### TASK GOAL
Go through the entries below, tally each line with the string "icon", and give the final number by itself.
>> start
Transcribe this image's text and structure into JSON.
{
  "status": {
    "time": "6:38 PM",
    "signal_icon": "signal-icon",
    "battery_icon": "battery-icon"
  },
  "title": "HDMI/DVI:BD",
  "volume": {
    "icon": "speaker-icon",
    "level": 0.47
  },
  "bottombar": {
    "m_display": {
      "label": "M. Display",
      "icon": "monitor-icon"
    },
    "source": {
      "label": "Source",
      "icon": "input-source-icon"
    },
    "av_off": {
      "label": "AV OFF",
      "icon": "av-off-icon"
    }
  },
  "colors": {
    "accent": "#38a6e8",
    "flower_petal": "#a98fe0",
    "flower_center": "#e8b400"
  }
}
>> end
### REPLY
6